--- START OF Given information ---

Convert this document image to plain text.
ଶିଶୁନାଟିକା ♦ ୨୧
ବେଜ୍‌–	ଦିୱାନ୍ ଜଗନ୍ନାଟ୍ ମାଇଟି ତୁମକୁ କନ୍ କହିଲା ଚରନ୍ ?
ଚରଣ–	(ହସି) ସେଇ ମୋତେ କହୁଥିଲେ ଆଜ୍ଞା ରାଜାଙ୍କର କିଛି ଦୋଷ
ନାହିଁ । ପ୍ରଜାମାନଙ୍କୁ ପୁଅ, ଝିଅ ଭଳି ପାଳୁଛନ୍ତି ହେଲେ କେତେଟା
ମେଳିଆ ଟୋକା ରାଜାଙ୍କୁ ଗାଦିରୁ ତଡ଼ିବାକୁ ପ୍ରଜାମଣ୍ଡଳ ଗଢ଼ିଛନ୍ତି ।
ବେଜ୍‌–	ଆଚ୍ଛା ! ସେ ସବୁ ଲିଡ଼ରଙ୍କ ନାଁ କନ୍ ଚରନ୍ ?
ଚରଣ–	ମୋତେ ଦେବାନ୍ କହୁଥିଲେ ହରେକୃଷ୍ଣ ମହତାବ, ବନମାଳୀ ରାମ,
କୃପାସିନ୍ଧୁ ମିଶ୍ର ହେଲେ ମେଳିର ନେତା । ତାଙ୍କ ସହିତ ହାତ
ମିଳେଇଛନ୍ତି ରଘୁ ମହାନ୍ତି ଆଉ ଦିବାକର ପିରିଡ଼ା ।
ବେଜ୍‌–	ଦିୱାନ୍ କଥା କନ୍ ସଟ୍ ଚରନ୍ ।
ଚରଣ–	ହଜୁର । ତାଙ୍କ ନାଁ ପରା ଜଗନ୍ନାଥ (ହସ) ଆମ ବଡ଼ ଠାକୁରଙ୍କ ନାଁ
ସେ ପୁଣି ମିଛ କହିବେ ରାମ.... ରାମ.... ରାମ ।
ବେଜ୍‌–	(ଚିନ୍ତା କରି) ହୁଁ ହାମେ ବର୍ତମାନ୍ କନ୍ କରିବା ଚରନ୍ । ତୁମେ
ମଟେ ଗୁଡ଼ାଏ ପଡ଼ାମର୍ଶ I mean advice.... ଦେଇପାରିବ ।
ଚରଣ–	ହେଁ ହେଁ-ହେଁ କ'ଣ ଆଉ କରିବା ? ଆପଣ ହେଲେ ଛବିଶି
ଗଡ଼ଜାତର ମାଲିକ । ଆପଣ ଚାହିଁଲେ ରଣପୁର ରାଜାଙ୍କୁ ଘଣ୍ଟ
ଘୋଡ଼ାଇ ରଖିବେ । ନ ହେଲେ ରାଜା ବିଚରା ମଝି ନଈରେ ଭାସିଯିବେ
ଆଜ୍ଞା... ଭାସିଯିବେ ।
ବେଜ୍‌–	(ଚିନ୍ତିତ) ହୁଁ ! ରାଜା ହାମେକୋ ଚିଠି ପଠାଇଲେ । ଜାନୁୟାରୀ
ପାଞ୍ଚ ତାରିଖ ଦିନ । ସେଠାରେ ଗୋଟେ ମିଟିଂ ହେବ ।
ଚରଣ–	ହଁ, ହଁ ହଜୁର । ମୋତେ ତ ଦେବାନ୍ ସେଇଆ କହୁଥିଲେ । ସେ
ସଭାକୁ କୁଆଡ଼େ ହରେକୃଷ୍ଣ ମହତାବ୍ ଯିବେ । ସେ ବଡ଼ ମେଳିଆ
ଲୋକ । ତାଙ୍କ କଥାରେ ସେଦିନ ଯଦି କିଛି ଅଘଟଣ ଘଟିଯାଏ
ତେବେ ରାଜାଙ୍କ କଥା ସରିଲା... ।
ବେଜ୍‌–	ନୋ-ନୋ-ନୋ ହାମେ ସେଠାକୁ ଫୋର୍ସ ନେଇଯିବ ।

--- END OF Given information ---

* Stated task: All entries must be repeated verbatim.

* Solution:
Convert this document image to plain text.
ଶିଶୁନାଟିକା ♦ ୨୧
ବେଜ୍‌–	ଦିୱାନ୍ ଜଗନ୍ନାଟ୍ ମାଇଟି ତୁମକୁ କନ୍ କହିଲା ଚରନ୍ ?
ଚରଣ–	(ହସି) ସେଇ ମୋତେ କହୁଥିଲେ ଆଜ୍ଞା ରାଜାଙ୍କର କିଛି ଦୋଷ
ନାହିଁ । ପ୍ରଜାମାନଙ୍କୁ ପୁଅ, ଝିଅ ଭଳି ପାଳୁଛନ୍ତି ହେଲେ କେତେଟା
ମେଳିଆ ଟୋକା ରାଜାଙ୍କୁ ଗାଦିରୁ ତଡ଼ିବାକୁ ପ୍ରଜାମଣ୍ଡଳ ଗଢ଼ିଛନ୍ତି ।
ବେଜ୍‌–	ଆଚ୍ଛା ! ସେ ସବୁ ଲିଡ଼ରଙ୍କ ନାଁ କନ୍ ଚରନ୍ ?
ଚରଣ–	ମୋତେ ଦେବାନ୍ କହୁଥିଲେ ହରେକୃଷ୍ଣ ମହତାବ, ବନମାଳୀ ରାମ,
କୃପାସିନ୍ଧୁ ମିଶ୍ର ହେଲେ ମେଳିର ନେତା । ତାଙ୍କ ସହିତ ହାତ
ମିଳେଇଛନ୍ତି ରଘୁ ମହାନ୍ତି ଆଉ ଦିବାକର ପିରିଡ଼ା ।
ବେଜ୍‌–	ଦିୱାନ୍ କଥା କନ୍ ସଟ୍ ଚରନ୍ ।
ଚରଣ–	ହଜୁର । ତାଙ୍କ ନାଁ ପରା ଜଗନ୍ନାଥ (ହସ) ଆମ ବଡ଼ ଠାକୁରଙ୍କ ନାଁ
ସେ ପୁଣି ମିଛ କହିବେ ରାମ.... ରାମ.... ରାମ ।
ବେଜ୍‌–	(ଚିନ୍ତା କରି) ହୁଁ ହାମେ ବର୍ତମାନ୍ କନ୍ କରିବା ଚରନ୍ । ତୁମେ
ମଟେ ଗୁଡ଼ାଏ ପଡ଼ାମର୍ଶ I mean advice.... ଦେଇପାରିବ ।
ଚରଣ–	ହେଁ ହେଁ-ହେଁ କ'ଣ ଆଉ କରିବା ? ଆପଣ ହେଲେ ଛବିଶି
ଗଡ଼ଜାତର ମାଲିକ । ଆପଣ ଚାହିଁଲେ ରଣପୁର ରାଜାଙ୍କୁ ଘଣ୍ଟ
ଘୋଡ଼ାଇ ରଖିବେ । ନ ହେଲେ ରାଜା ବିଚରା ମଝି ନଈରେ ଭାସିଯିବେ
ଆଜ୍ଞା... ଭାସିଯିବେ ।
ବେଜ୍‌–	(ଚିନ୍ତିତ) ହୁଁ ! ରାଜା ହାମେକୋ ଚିଠି ପଠାଇଲେ । ଜାନୁୟାରୀ
ପାଞ୍ଚ ତାରିଖ ଦିନ । ସେଠାରେ ଗୋଟେ ମିଟିଂ ହେବ ।
ଚରଣ–	ହଁ, ହଁ ହଜୁର । ମୋତେ ତ ଦେବାନ୍ ସେଇଆ କହୁଥିଲେ । ସେ
ସଭାକୁ କୁଆଡ଼େ ହରେକୃଷ୍ଣ ମହତାବ୍ ଯିବେ । ସେ ବଡ଼ ମେଳିଆ
ଲୋକ । ତାଙ୍କ କଥାରେ ସେଦିନ ଯଦି କିଛି ଅଘଟଣ ଘଟିଯାଏ
ତେବେ ରାଜାଙ୍କ କଥା ସରିଲା... ।
ବେଜ୍‌–	ନୋ-ନୋ-ନୋ ହାମେ ସେଠାକୁ ଫୋର୍ସ ନେଇଯିବ ।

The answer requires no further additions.